README.md

GP2040 - Multi-platform Gamepad Firmware for RP2040 microcontrollers

The goal of GP2040 is to provide multi-platform compatibility for RP2040-based game controllers. The current feature set is:

• Support for the following input modes:
  • Nintendo Switch
  • XInput (PC, Android, Raspberry Pi)
  • DirectInput (PC, Mac, PS3)
• Left and Right stick emulation via D-pad inputs
• 3 SOCD cleaning modes - Neutral, Up Priority (a.k.a. Hitbox), Second Input Priority
• Low input latency, with default 1000 Hz (1 ms) polling rate in all modes
• Save options to internal memory
• Per-button LED support

Performance

One of the highest priorities of GP2040 is low input latency. Why bother building a custom controller if it's just a laggy, input-missing mess?

Input latency is tested using the methodology outlined at WydD's inputlag.science website, using the default 1000 Hz (1 ms) polling rate in the firmware.

Mode	Poll Rate	Min	Max	Avg	Stdev	% on time	%1f skip	%2f skip
All	1 ms	0.56 ms	1.59 ms	0.87 ms	0.24 ms	95.88%	4.12%	0%

Buttons

GP2040 uses a generic button labeling for gamepad state, which is then converted to the appropriate input type before sending. Here are the mappings of generic buttons to each supported platform/layout:

GP2040	XInput	Switch	PS3	DirectInput	Arcade
B1	A	B	Cross	2	K1
B2	B	A	Circle	3	K2
B3	X	Y	Square	1	P1
B4	Y	X	Triangle	4	P2
L1	LB	L	L1	5	P4
R1	RB	R	R1	6	P3
L2	LT	ZL	L2	7	K4
R2	RT	ZR	R2	8	K3
S1	Back	Minus	Select	9	Coin
S2	Start	Plus	Start	10	Start
L3	LS	LS	L3	11	LS
R3	RS	RS	R3	12	RS
A1	Guide	Home	-	13	-
A2	-	Capture	-	14	-

Usage

Any button references in this documentation will use the XInput labels for clarity.

NOTE: LED modes are only available for custom builds and the OSFRD configuration right now.

Home Button

If you do not have a dedicated Home button, you can activate it via the BACK + START + UP button combination.

Input Modes

To change the input mode, hold one of the following buttons as the controller is plugged in:

• RS for DirectInput/PS3
• BACK for Nintendo Switch
• START for XInput

Input mode is saved across power cycles.

D-Pad Modes

You can switch between the 3 modes for the D-Pad while the controller is in use by pressing one of the following combinations:

• BACK + START + DOWN - D-Pad
• BACK + START + LEFT - Emulate Left Analog stick
• BACK + START + RIGHT - Emulate Right Analog stick

D-Pad mode is saved across power cycles.

# Record extracts:
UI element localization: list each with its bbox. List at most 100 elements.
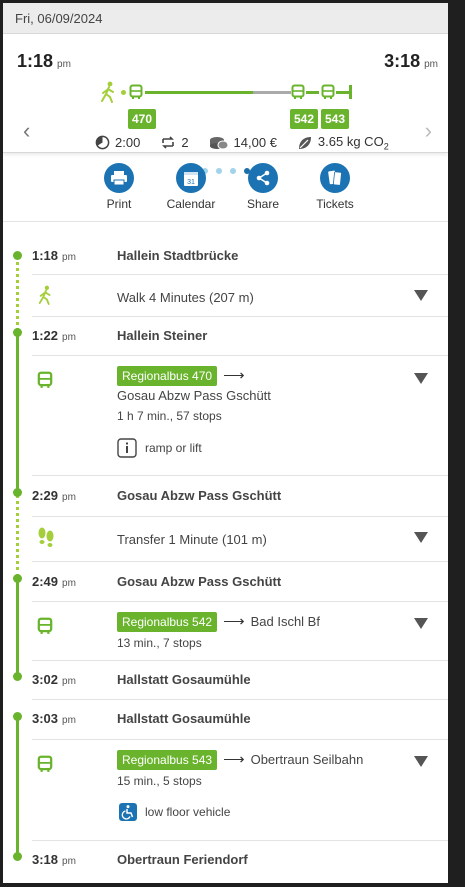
stop-name: Hallstatt Gosaumühle — [117, 711, 251, 726]
bus-icon — [129, 84, 143, 99]
expand-caret-icon[interactable] — [414, 373, 428, 384]
share-icon — [256, 170, 270, 186]
coins-icon — [209, 136, 229, 150]
line-badge: Regionalbus 470 — [117, 366, 218, 386]
direction-arrow: ⟶ — [223, 751, 245, 768]
calendar-label: Calendar — [166, 197, 216, 211]
bus-leg-543[interactable]: Regionalbus 543 ⟶ Obertraun Seilbahn 15 mi… — [3, 739, 448, 839]
arrival-time: 3:18 pm — [384, 51, 438, 71]
expand-caret-icon[interactable] — [414, 532, 428, 543]
line-badge: Regionalbus 543 — [117, 750, 218, 770]
route-segment-wait — [253, 91, 291, 94]
bus-leg-542[interactable]: Regionalbus 542 ⟶ Bad Ischl Bf 13 min., 7 … — [3, 601, 448, 659]
stop-name: Hallein Stadtbrücke — [117, 248, 239, 263]
printer-icon — [111, 171, 127, 186]
co2-value: 3.65 kg CO2 — [317, 134, 389, 152]
trip-stats: 2:00 2 14,00 € 3.65 kg CO2 — [95, 134, 409, 152]
leg-direction: Gosau Abzw Pass Gschütt — [117, 388, 271, 403]
leg-duration: 13 min., 7 stops — [117, 636, 202, 650]
stop-node — [13, 574, 22, 583]
expand-caret-icon[interactable] — [414, 618, 428, 629]
stop-time: 1:22 pm — [32, 328, 76, 343]
calendar-icon: 31 — [184, 171, 198, 186]
route-segment-542 — [306, 91, 319, 94]
transfers-value: 2 — [181, 135, 189, 151]
stop-name: Obertraun Feriendorf — [117, 852, 248, 867]
stop-name: Hallstatt Gosaumühle — [117, 672, 251, 687]
duration-stat: 2:00 — [95, 135, 140, 150]
stop-node — [13, 852, 22, 861]
route-segment-543 — [336, 91, 349, 94]
accessibility-feature: low floor vehicle — [145, 805, 231, 819]
walk-icon — [38, 285, 51, 305]
leg-direction: Obertraun Seilbahn — [250, 752, 364, 767]
leg-duration: 15 min., 5 stops — [117, 774, 202, 788]
svg-text:31: 31 — [187, 179, 195, 186]
stop-name: Hallein Steiner — [117, 328, 208, 343]
bus-icon — [321, 84, 335, 99]
chevron-right-icon[interactable]: › — [425, 120, 432, 142]
date-header: Fri, 06/09/2024 — [3, 3, 448, 34]
stop-time: 3:02 pm — [32, 672, 76, 687]
walk-icon — [101, 81, 114, 103]
stop-time: 2:49 pm — [32, 574, 76, 589]
stop-name: Gosau Abzw Pass Gschütt — [117, 488, 282, 503]
stop-time: 2:29 pm — [32, 488, 76, 503]
wheelchair-icon — [119, 803, 137, 821]
print-button[interactable]: Print — [84, 163, 154, 211]
line-badge-543: 543 — [321, 109, 350, 129]
stop-node — [13, 251, 22, 260]
line-badge: Regionalbus 542 — [117, 612, 218, 632]
bus-icon — [291, 84, 305, 99]
line-badge-542: 542 — [290, 109, 319, 129]
stop-name: Gosau Abzw Pass Gschütt — [117, 574, 282, 589]
route-end-marker — [349, 85, 352, 99]
share-button[interactable]: Share — [228, 163, 298, 211]
walk-leg[interactable]: Walk 4 Minutes (207 m) — [3, 274, 448, 316]
trip-date: Fri, 06/09/2024 — [15, 10, 103, 26]
trip-summary[interactable]: 1:18 pm 3:18 pm 470 542 543 ‹ › 2:00 2 1… — [3, 34, 448, 174]
stop-node — [13, 672, 22, 681]
print-label: Print — [106, 197, 132, 211]
bus-icon — [37, 755, 53, 772]
direction-arrow: ⟶ — [223, 613, 245, 630]
action-toolbar: Print 31 Calendar Share Tickets — [3, 153, 448, 222]
stop-time: 3:03 pm — [32, 711, 76, 726]
stop-node — [13, 488, 22, 497]
departure-time: 1:18 pm — [17, 51, 71, 71]
stop-time: 1:18 pm — [32, 248, 76, 263]
leg-direction: Bad Ischl Bf — [250, 614, 320, 629]
co2-stat: 3.65 kg CO2 — [297, 134, 389, 152]
walk-description: Walk 4 Minutes (207 m) — [117, 290, 254, 305]
transfer-description: Transfer 1 Minute (101 m) — [117, 532, 267, 547]
calendar-button[interactable]: 31 Calendar — [156, 163, 226, 211]
expand-caret-icon[interactable] — [414, 756, 428, 767]
bus-leg-470[interactable]: Regionalbus 470 ⟶ Gosau Abzw Pass Gschütt… — [3, 355, 448, 473]
tickets-button[interactable]: Tickets — [300, 163, 370, 211]
transfer-icon — [162, 136, 175, 149]
transfer-leg[interactable]: Transfer 1 Minute (101 m) — [3, 516, 448, 560]
expand-caret-icon[interactable] — [414, 290, 428, 301]
direction-arrow: ⟶ — [223, 367, 245, 384]
line-badge-470: 470 — [128, 109, 157, 129]
transfers-stat: 2 — [160, 135, 189, 151]
price-value: 14,00 € — [233, 135, 277, 151]
walk-dot — [121, 90, 126, 95]
stop-time: 3:18 pm — [32, 852, 76, 867]
tickets-icon — [328, 170, 342, 186]
route-segment-470 — [145, 91, 253, 94]
duration-value: 2:00 — [115, 135, 141, 151]
bus-icon — [37, 617, 53, 634]
chevron-left-icon[interactable]: ‹ — [23, 120, 30, 142]
accessibility-feature: ramp or lift — [145, 441, 202, 455]
bus-icon — [37, 371, 53, 388]
stop-node — [13, 328, 22, 337]
leaf-icon — [298, 136, 311, 149]
stop-node — [13, 712, 22, 721]
share-label: Share — [246, 197, 280, 211]
price-stat: 14,00 € — [209, 135, 277, 151]
footsteps-icon — [38, 527, 54, 547]
leg-duration: 1 h 7 min., 57 stops — [117, 409, 222, 423]
info-icon — [117, 438, 137, 458]
trip-details-panel: Fri, 06/09/2024 1:18 pm 3:18 pm 470 542 … — [3, 3, 448, 883]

# Work to complete:
a: In the GP2040 README, which button do you hold while plugging in the controller to switch to Nintendo Switch mode?
b: Decide whether each statement agrees with the GP2040 README, and quote the words that decide it:
(i) The firmware polls at 1000 Hz by default.
(ii) LED modes work in every build of the firmware.
(iii) The chosen input mode is lost when the controller is unplugged.
c: Write the next part of the GP2040 README, picking up right after its last sentence.

# Responses by task:
a: BACK

b:
(i) Yes: "default 1000 Hz (1 ms) polling rate in all modes"
(ii) No: "LED modes are only available for custom builds and the OSFRD configuration right now."
(iii) No: "Input mode is saved across power cycles."

c:
SOCD Modes

Simultaneous Opposite Cardinal Direction (SOCD) cleaning will ensure the controller doesn't send invalid directional inputs to the computer/console, like Left + Right at the same time. There are 3 modes to choose from while the controller is in use by pressing one of the following combinations:

• LS + RS + UP - Up Priority mode: Up + Down = Up, Left + Right = Neutral (Hitbox behavior)
• LS + RS + DOWN - Neutral mode: Up + Down = Neutral, Left + Right = Neutral
• LS + RS + LEFT - Last Input Priority (Last Win): Hold Up then hold Down = Down, then release and re-press Up = Up. Applies to both axes.

SOCD mode is saved across power cycles.

LED Brightness

You can increase brightness with BACK + START + Y and decrease brightness with BACK + START + B.

LED Modes

Swap between LED modes using the BACK + START + A or BACK + START + X. The following modes are available (pics coming eventually):

• Off
• Static Color
• Rainbow Cycle
• Rainbow Chase
• Static Rainbow
• Super Famicom
• Xbox
• Neo Geo Classic
• Neo Geo Curved
• Neo Geo Modern
• Six Button Fighter
• Six Button Fighter+
• Guilty Gear Type-A
• Guilty Gear Type-D

Development

The project is built using the PlatformIO VS Code plugin along with the Wiz-IO Raspberry Pi Pico platform package, using the baremetal (Pico SDK) configuration. There is an external dependency on the MPG C++ gamepad library for handling input state, providing extra features like Left/Right stick emulation and SOCD cleaning, and converting the generic gamepad state to the appropriate USB report.

There are two simple options for building GP2040 for your board. You can either edit an existing board definition, or create your own and configure PlatformIO to build it.

Board Configuration

Configurations for each type of board/build are contained in separate folders inside configs.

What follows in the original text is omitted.